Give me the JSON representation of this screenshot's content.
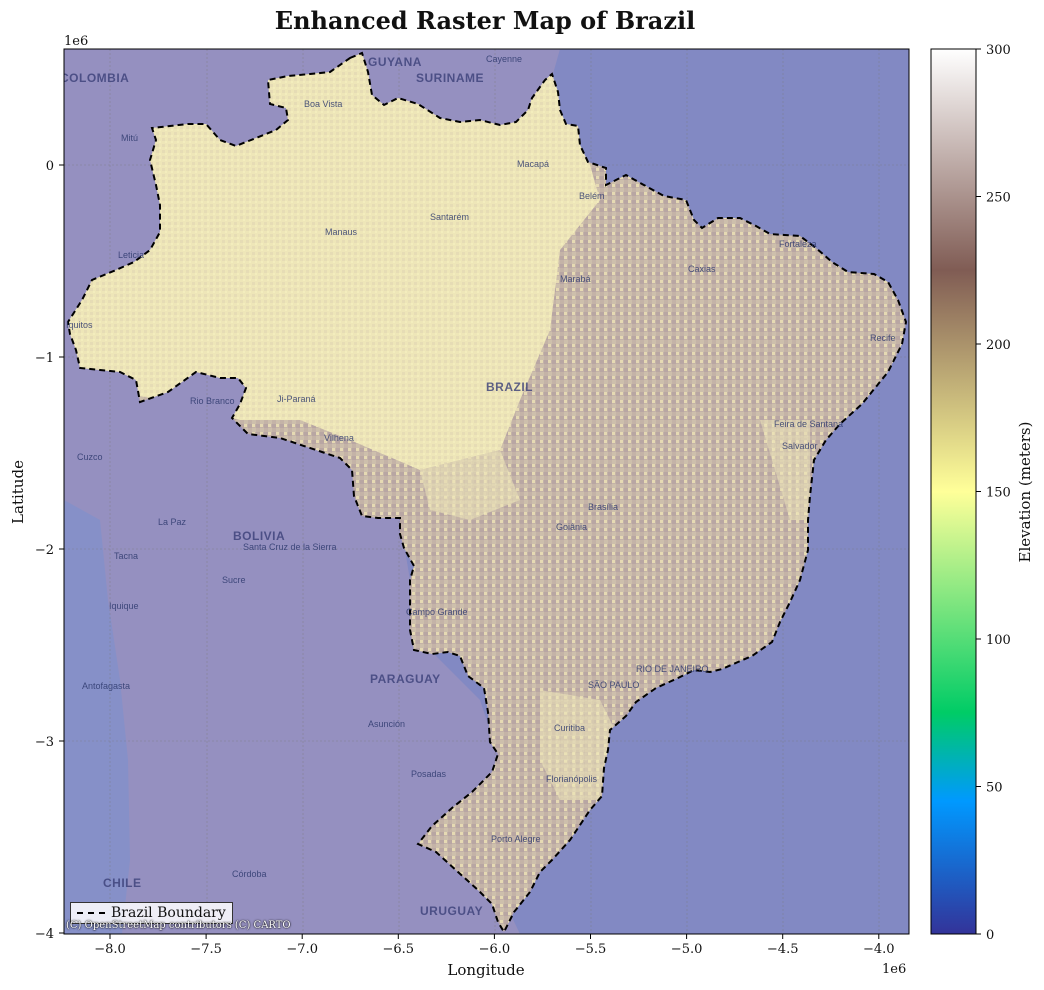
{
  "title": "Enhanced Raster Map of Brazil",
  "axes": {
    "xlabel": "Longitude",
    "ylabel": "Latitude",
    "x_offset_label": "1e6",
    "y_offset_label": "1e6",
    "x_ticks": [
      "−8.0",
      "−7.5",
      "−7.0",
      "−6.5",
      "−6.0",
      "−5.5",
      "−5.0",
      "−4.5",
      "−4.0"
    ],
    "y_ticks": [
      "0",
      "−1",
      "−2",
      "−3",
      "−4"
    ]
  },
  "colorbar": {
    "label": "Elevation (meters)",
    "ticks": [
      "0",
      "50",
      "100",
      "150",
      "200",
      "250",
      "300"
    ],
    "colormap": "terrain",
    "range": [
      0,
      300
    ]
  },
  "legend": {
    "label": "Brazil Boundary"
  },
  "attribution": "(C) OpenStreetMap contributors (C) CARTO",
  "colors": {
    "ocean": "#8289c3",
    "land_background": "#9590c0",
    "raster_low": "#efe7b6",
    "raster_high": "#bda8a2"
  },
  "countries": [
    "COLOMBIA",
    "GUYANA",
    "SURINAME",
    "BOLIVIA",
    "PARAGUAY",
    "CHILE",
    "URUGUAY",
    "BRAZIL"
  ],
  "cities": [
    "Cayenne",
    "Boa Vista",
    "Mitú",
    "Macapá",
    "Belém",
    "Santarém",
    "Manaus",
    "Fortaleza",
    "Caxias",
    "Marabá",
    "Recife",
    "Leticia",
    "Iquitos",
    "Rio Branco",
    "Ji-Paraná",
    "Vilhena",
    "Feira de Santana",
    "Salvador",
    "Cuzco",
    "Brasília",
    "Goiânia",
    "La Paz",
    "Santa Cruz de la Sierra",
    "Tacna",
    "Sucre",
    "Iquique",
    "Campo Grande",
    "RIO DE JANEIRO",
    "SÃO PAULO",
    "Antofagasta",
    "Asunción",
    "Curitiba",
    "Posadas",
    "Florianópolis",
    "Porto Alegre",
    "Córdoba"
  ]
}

SHORT PROBLEM: Leave out the pictures and reproduce the rest of the listing exactly.

ANSWER IN FULL:
Give me the JSON representation of this screenshot's content.
{
  "title": "Enhanced Raster Map of Brazil",
  "axes": {
    "xlabel": "Longitude",
    "ylabel": "Latitude",
    "x_offset_label": "1e6",
    "y_offset_label": "1e6",
    "x_ticks": [
      "−8.0",
      "−7.5",
      "−7.0",
      "−6.5",
      "−6.0",
      "−5.5",
      "−5.0",
      "−4.5",
      "−4.0"
    ],
    "y_ticks": [
      "0",
      "−1",
      "−2",
      "−3",
      "−4"
    ]
  },
  "colorbar": {
    "label": "Elevation (meters)",
    "ticks": [
      "0",
      "50",
      "100",
      "150",
      "200",
      "250",
      "300"
    ],
    "colormap": "terrain",
    "range": [
      0,
      300
    ]
  },
  "legend": {
    "label": "Brazil Boundary"
  },
  "attribution": "(C) OpenStreetMap contributors (C) CARTO",
  "colors": {
    "ocean": "#8289c3",
    "land_background": "#9590c0",
    "raster_low": "#efe7b6",
    "raster_high": "#bda8a2"
  },
  "countries": [
    "COLOMBIA",
    "GUYANA",
    "SURINAME",
    "BOLIVIA",
    "PARAGUAY",
    "CHILE",
    "URUGUAY",
    "BRAZIL"
  ],
  "cities": [
    "Cayenne",
    "Boa Vista",
    "Mitú",
    "Macapá",
    "Belém",
    "Santarém",
    "Manaus",
    "Fortaleza",
    "Caxias",
    "Marabá",
    "Recife",
    "Leticia",
    "Iquitos",
    "Rio Branco",
    "Ji-Paraná",
    "Vilhena",
    "Feira de Santana",
    "Salvador",
    "Cuzco",
    "Brasília",
    "Goiânia",
    "La Paz",
    "Santa Cruz de la Sierra",
    "Tacna",
    "Sucre",
    "Iquique",
    "Campo Grande",
    "RIO DE JANEIRO",
    "SÃO PAULO",
    "Antofagasta",
    "Asunción",
    "Curitiba",
    "Posadas",
    "Florianópolis",
    "Porto Alegre",
    "Córdoba"
  ]
}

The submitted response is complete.